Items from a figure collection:

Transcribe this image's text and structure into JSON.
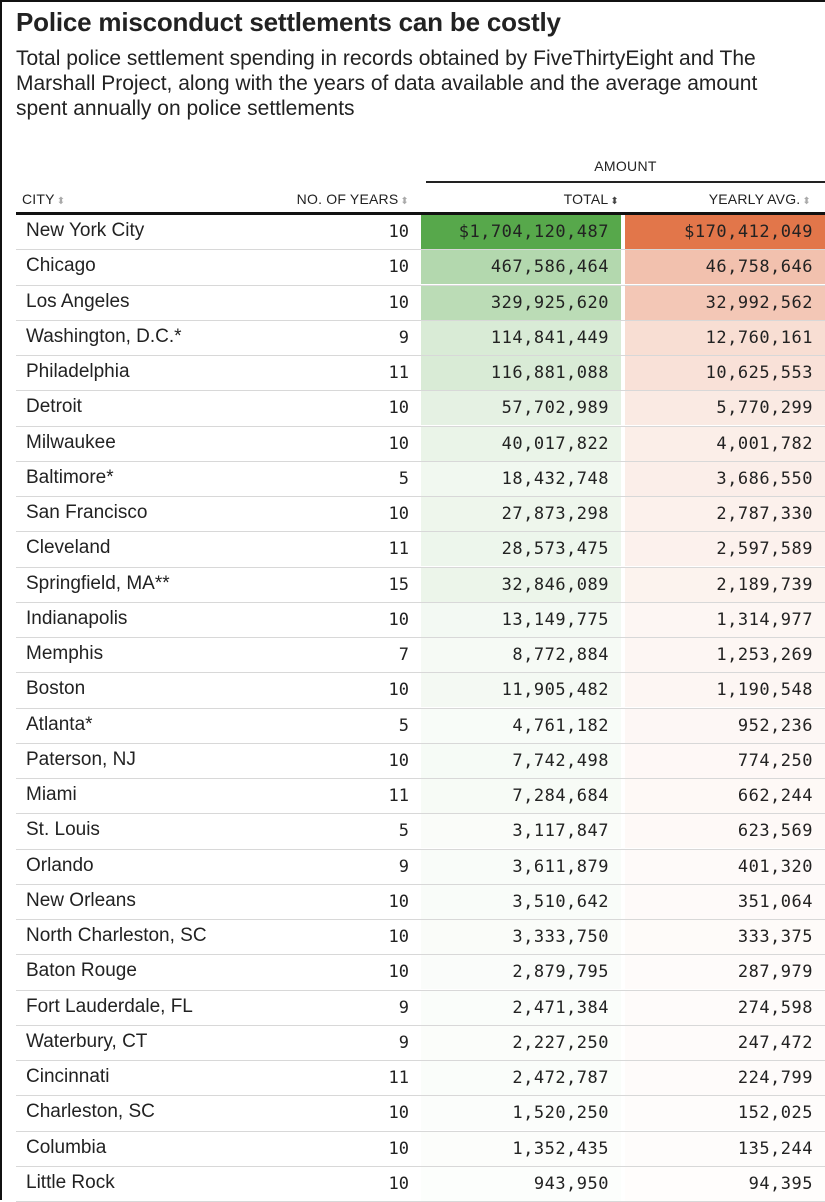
{
  "title": "Police misconduct settlements can be costly",
  "subtitle": "Total police settlement spending in records obtained by FiveThirtyEight and The Marshall Project, along with the years of data available and the average amount spent annually on police settlements",
  "table": {
    "group_header": "AMOUNT",
    "columns": {
      "city": "CITY",
      "years": "NO. OF YEARS",
      "total": "TOTAL",
      "avg": "YEARLY AVG."
    },
    "sort_icon": "sort-arrows-icon",
    "colors": {
      "total_scale": "#57a84b",
      "avg_scale": "#e2764a"
    },
    "rows": [
      {
        "city": "New York City",
        "years": "10",
        "total": "$1,704,120,487",
        "avg": "$170,412,049",
        "total_num": 1704120487,
        "avg_num": 170412049
      },
      {
        "city": "Chicago",
        "years": "10",
        "total": "467,586,464",
        "avg": "46,758,646",
        "total_num": 467586464,
        "avg_num": 46758646
      },
      {
        "city": "Los Angeles",
        "years": "10",
        "total": "329,925,620",
        "avg": "32,992,562",
        "total_num": 329925620,
        "avg_num": 32992562
      },
      {
        "city": "Washington, D.C.*",
        "years": "9",
        "total": "114,841,449",
        "avg": "12,760,161",
        "total_num": 114841449,
        "avg_num": 12760161
      },
      {
        "city": "Philadelphia",
        "years": "11",
        "total": "116,881,088",
        "avg": "10,625,553",
        "total_num": 116881088,
        "avg_num": 10625553
      },
      {
        "city": "Detroit",
        "years": "10",
        "total": "57,702,989",
        "avg": "5,770,299",
        "total_num": 57702989,
        "avg_num": 5770299
      },
      {
        "city": "Milwaukee",
        "years": "10",
        "total": "40,017,822",
        "avg": "4,001,782",
        "total_num": 40017822,
        "avg_num": 4001782
      },
      {
        "city": "Baltimore*",
        "years": "5",
        "total": "18,432,748",
        "avg": "3,686,550",
        "total_num": 18432748,
        "avg_num": 3686550
      },
      {
        "city": "San Francisco",
        "years": "10",
        "total": "27,873,298",
        "avg": "2,787,330",
        "total_num": 27873298,
        "avg_num": 2787330
      },
      {
        "city": "Cleveland",
        "years": "11",
        "total": "28,573,475",
        "avg": "2,597,589",
        "total_num": 28573475,
        "avg_num": 2597589
      },
      {
        "city": "Springfield, MA**",
        "years": "15",
        "total": "32,846,089",
        "avg": "2,189,739",
        "total_num": 32846089,
        "avg_num": 2189739
      },
      {
        "city": "Indianapolis",
        "years": "10",
        "total": "13,149,775",
        "avg": "1,314,977",
        "total_num": 13149775,
        "avg_num": 1314977
      },
      {
        "city": "Memphis",
        "years": "7",
        "total": "8,772,884",
        "avg": "1,253,269",
        "total_num": 8772884,
        "avg_num": 1253269
      },
      {
        "city": "Boston",
        "years": "10",
        "total": "11,905,482",
        "avg": "1,190,548",
        "total_num": 11905482,
        "avg_num": 1190548
      },
      {
        "city": "Atlanta*",
        "years": "5",
        "total": "4,761,182",
        "avg": "952,236",
        "total_num": 4761182,
        "avg_num": 952236
      },
      {
        "city": "Paterson, NJ",
        "years": "10",
        "total": "7,742,498",
        "avg": "774,250",
        "total_num": 7742498,
        "avg_num": 774250
      },
      {
        "city": "Miami",
        "years": "11",
        "total": "7,284,684",
        "avg": "662,244",
        "total_num": 7284684,
        "avg_num": 662244
      },
      {
        "city": "St. Louis",
        "years": "5",
        "total": "3,117,847",
        "avg": "623,569",
        "total_num": 3117847,
        "avg_num": 623569
      },
      {
        "city": "Orlando",
        "years": "9",
        "total": "3,611,879",
        "avg": "401,320",
        "total_num": 3611879,
        "avg_num": 401320
      },
      {
        "city": "New Orleans",
        "years": "10",
        "total": "3,510,642",
        "avg": "351,064",
        "total_num": 3510642,
        "avg_num": 351064
      },
      {
        "city": "North Charleston, SC",
        "years": "10",
        "total": "3,333,750",
        "avg": "333,375",
        "total_num": 3333750,
        "avg_num": 333375
      },
      {
        "city": "Baton Rouge",
        "years": "10",
        "total": "2,879,795",
        "avg": "287,979",
        "total_num": 2879795,
        "avg_num": 287979
      },
      {
        "city": "Fort Lauderdale, FL",
        "years": "9",
        "total": "2,471,384",
        "avg": "274,598",
        "total_num": 2471384,
        "avg_num": 274598
      },
      {
        "city": "Waterbury, CT",
        "years": "9",
        "total": "2,227,250",
        "avg": "247,472",
        "total_num": 2227250,
        "avg_num": 247472
      },
      {
        "city": "Cincinnati",
        "years": "11",
        "total": "2,472,787",
        "avg": "224,799",
        "total_num": 2472787,
        "avg_num": 224799
      },
      {
        "city": "Charleston, SC",
        "years": "10",
        "total": "1,520,250",
        "avg": "152,025",
        "total_num": 1520250,
        "avg_num": 152025
      },
      {
        "city": "Columbia",
        "years": "10",
        "total": "1,352,435",
        "avg": "135,244",
        "total_num": 1352435,
        "avg_num": 135244
      },
      {
        "city": "Little Rock",
        "years": "10",
        "total": "943,950",
        "avg": "94,395",
        "total_num": 943950,
        "avg_num": 94395
      }
    ]
  }
}
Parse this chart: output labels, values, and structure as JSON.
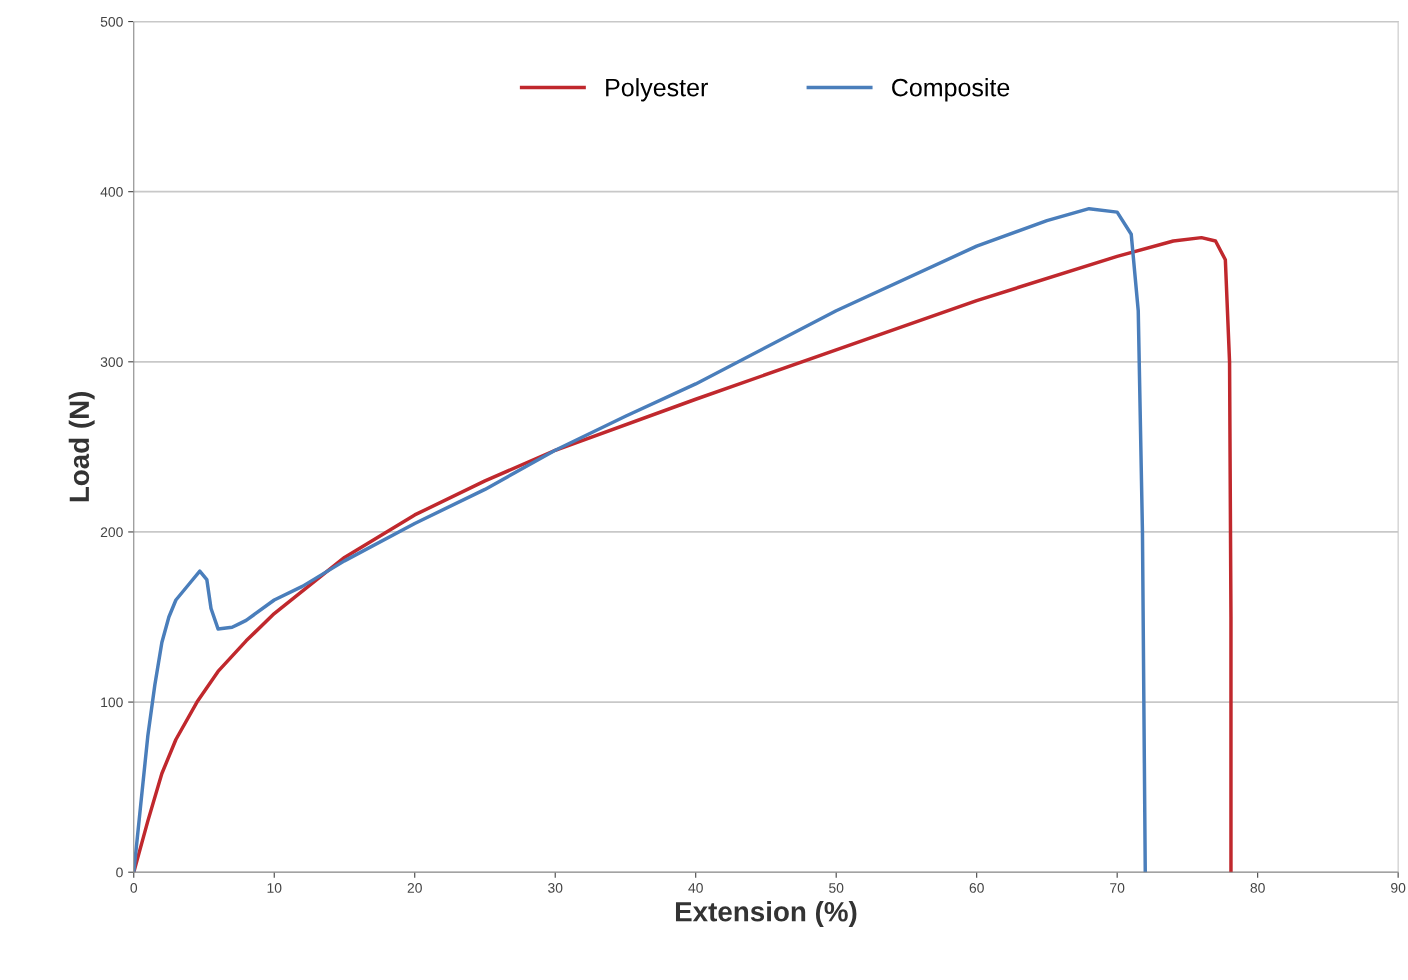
{
  "chart_data": {
    "type": "line",
    "xlabel": "Extension (%)",
    "ylabel": "Load (N)",
    "xlim": [
      0,
      90
    ],
    "ylim": [
      0,
      500
    ],
    "xticks": [
      0,
      10,
      20,
      30,
      40,
      50,
      60,
      70,
      80,
      90
    ],
    "yticks": [
      0,
      100,
      200,
      300,
      400,
      500
    ],
    "grid": "y",
    "legend": "top",
    "marker": "none",
    "line_style": "solid",
    "series": [
      {
        "name": "Polyester",
        "color": "#c0282d",
        "x": [
          0,
          1,
          2,
          3,
          4.5,
          6,
          8,
          10,
          15,
          20,
          25,
          30,
          40,
          50,
          60,
          70,
          74,
          76,
          77,
          77.7,
          78,
          78.1,
          78.1
        ],
        "values": [
          0,
          30,
          58,
          78,
          100,
          118,
          136,
          152,
          185,
          210,
          230,
          248,
          278,
          307,
          336,
          362,
          371,
          373,
          371,
          360,
          300,
          150,
          0
        ]
      },
      {
        "name": "Composite",
        "color": "#4a7ebb",
        "x": [
          0,
          0.5,
          1,
          1.5,
          2,
          2.5,
          3,
          4,
          4.7,
          5.2,
          5.5,
          6,
          7,
          7.5,
          8,
          10,
          12,
          15,
          20,
          25,
          30,
          35,
          40,
          50,
          60,
          65,
          68,
          70,
          71,
          71.5,
          71.8,
          72
        ],
        "values": [
          0,
          40,
          80,
          110,
          135,
          150,
          160,
          170,
          177,
          172,
          155,
          143,
          144,
          146,
          148,
          160,
          168,
          183,
          205,
          225,
          248,
          268,
          287,
          330,
          368,
          383,
          390,
          388,
          375,
          330,
          200,
          0
        ]
      }
    ]
  }
}
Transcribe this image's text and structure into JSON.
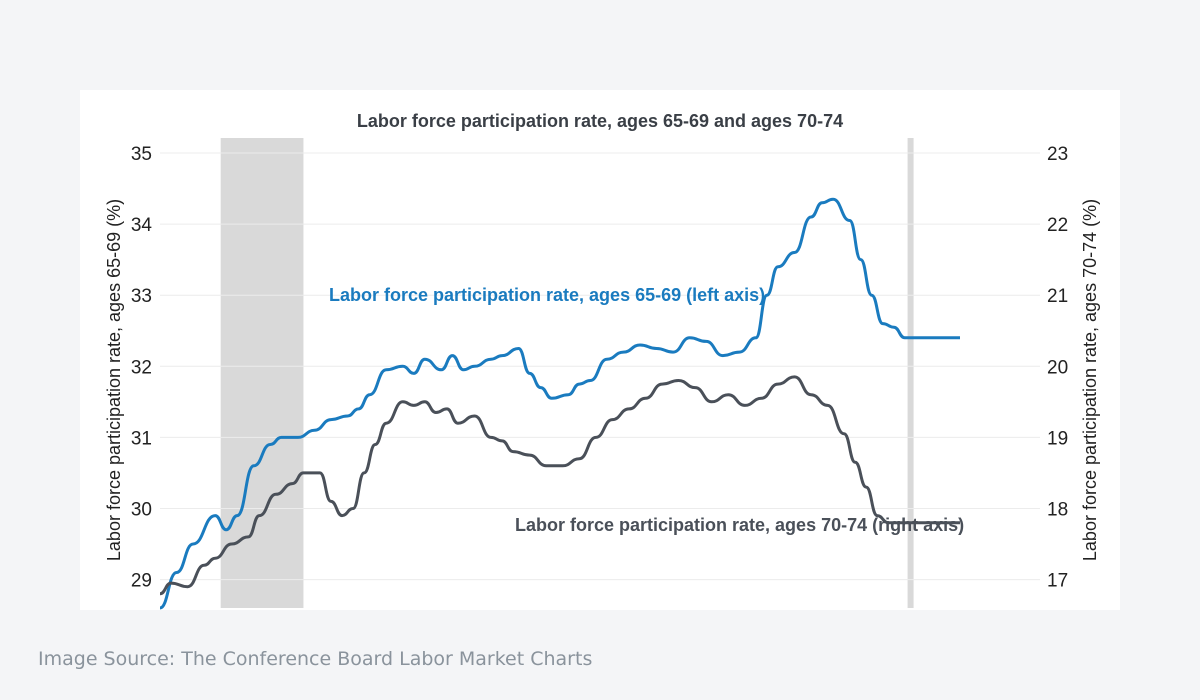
{
  "source_caption": "Image Source: The Conference Board Labor Market Charts",
  "chart_data": {
    "type": "line",
    "title": "Labor force participation rate, ages 65-69 and ages 70-74",
    "y_left": {
      "label": "Labor force participation rate, ages 65-69 (%)",
      "range": [
        28.6,
        35.0
      ],
      "ticks": [
        29,
        30,
        31,
        32,
        33,
        34,
        35
      ]
    },
    "y_right": {
      "label": "Labor force participation rate, ages 70-74 (%)",
      "range": [
        16.6,
        23.0
      ],
      "ticks": [
        17,
        18,
        19,
        20,
        21,
        22,
        23
      ]
    },
    "grid": true,
    "shaded_regions": [
      {
        "start": 0.11,
        "end": 0.26
      },
      {
        "start": 1.355,
        "end": 1.365
      }
    ],
    "series": [
      {
        "name": "Labor force participation rate, ages 65-69 (left axis)",
        "axis": "left",
        "color": "#1a7bbf",
        "x": [
          0.0,
          0.03,
          0.06,
          0.1,
          0.12,
          0.14,
          0.17,
          0.2,
          0.22,
          0.25,
          0.28,
          0.31,
          0.34,
          0.36,
          0.38,
          0.41,
          0.44,
          0.46,
          0.48,
          0.51,
          0.53,
          0.55,
          0.57,
          0.6,
          0.62,
          0.65,
          0.67,
          0.69,
          0.71,
          0.74,
          0.76,
          0.78,
          0.81,
          0.84,
          0.87,
          0.9,
          0.93,
          0.96,
          0.99,
          1.02,
          1.05,
          1.08,
          1.1,
          1.12,
          1.15,
          1.18,
          1.2,
          1.22,
          1.25,
          1.27,
          1.29,
          1.31,
          1.33,
          1.35,
          1.37,
          1.39,
          1.41,
          1.43,
          1.45
        ],
        "values": [
          28.6,
          29.1,
          29.5,
          29.9,
          29.7,
          29.9,
          30.6,
          30.9,
          31.0,
          31.0,
          31.1,
          31.25,
          31.3,
          31.4,
          31.6,
          31.95,
          32.0,
          31.9,
          32.1,
          31.95,
          32.15,
          31.95,
          32.0,
          32.1,
          32.15,
          32.25,
          31.9,
          31.7,
          31.55,
          31.6,
          31.75,
          31.8,
          32.1,
          32.2,
          32.3,
          32.25,
          32.2,
          32.4,
          32.35,
          32.15,
          32.2,
          32.4,
          33.0,
          33.4,
          33.6,
          34.1,
          34.3,
          34.35,
          34.05,
          33.5,
          33.0,
          32.6,
          32.55,
          32.4,
          32.4,
          32.4,
          32.4,
          32.4,
          32.4
        ]
      },
      {
        "name": "Labor force participation rate, ages 70-74 (right axis)",
        "axis": "right",
        "color": "#4a5059",
        "x": [
          0.0,
          0.02,
          0.05,
          0.08,
          0.1,
          0.13,
          0.16,
          0.18,
          0.21,
          0.24,
          0.26,
          0.29,
          0.31,
          0.33,
          0.35,
          0.37,
          0.39,
          0.41,
          0.44,
          0.46,
          0.48,
          0.5,
          0.52,
          0.54,
          0.57,
          0.6,
          0.62,
          0.64,
          0.67,
          0.7,
          0.73,
          0.76,
          0.79,
          0.82,
          0.85,
          0.88,
          0.91,
          0.94,
          0.97,
          1.0,
          1.03,
          1.06,
          1.09,
          1.12,
          1.15,
          1.18,
          1.21,
          1.24,
          1.26,
          1.28,
          1.3,
          1.32,
          1.34,
          1.36,
          1.38,
          1.41,
          1.43,
          1.45
        ],
        "values": [
          16.8,
          16.95,
          16.9,
          17.2,
          17.3,
          17.5,
          17.6,
          17.9,
          18.2,
          18.35,
          18.5,
          18.5,
          18.1,
          17.9,
          18.0,
          18.5,
          18.9,
          19.2,
          19.5,
          19.45,
          19.5,
          19.35,
          19.4,
          19.2,
          19.3,
          19.0,
          18.95,
          18.8,
          18.75,
          18.6,
          18.6,
          18.7,
          19.0,
          19.25,
          19.4,
          19.55,
          19.75,
          19.8,
          19.7,
          19.5,
          19.6,
          19.45,
          19.55,
          19.75,
          19.85,
          19.6,
          19.45,
          19.05,
          18.65,
          18.3,
          17.9,
          17.8,
          17.8,
          17.8,
          17.8,
          17.8,
          17.8,
          17.8
        ]
      }
    ],
    "annotations": [
      {
        "text": "Labor force participation rate, ages 65-69 (left axis)",
        "series": 0
      },
      {
        "text": "Labor force participation rate, ages 70-74 (right axis)",
        "series": 1
      }
    ]
  }
}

### What this task involves
Give only the number of lines in the material above where the string "Labor" appears.

### Solved problem
8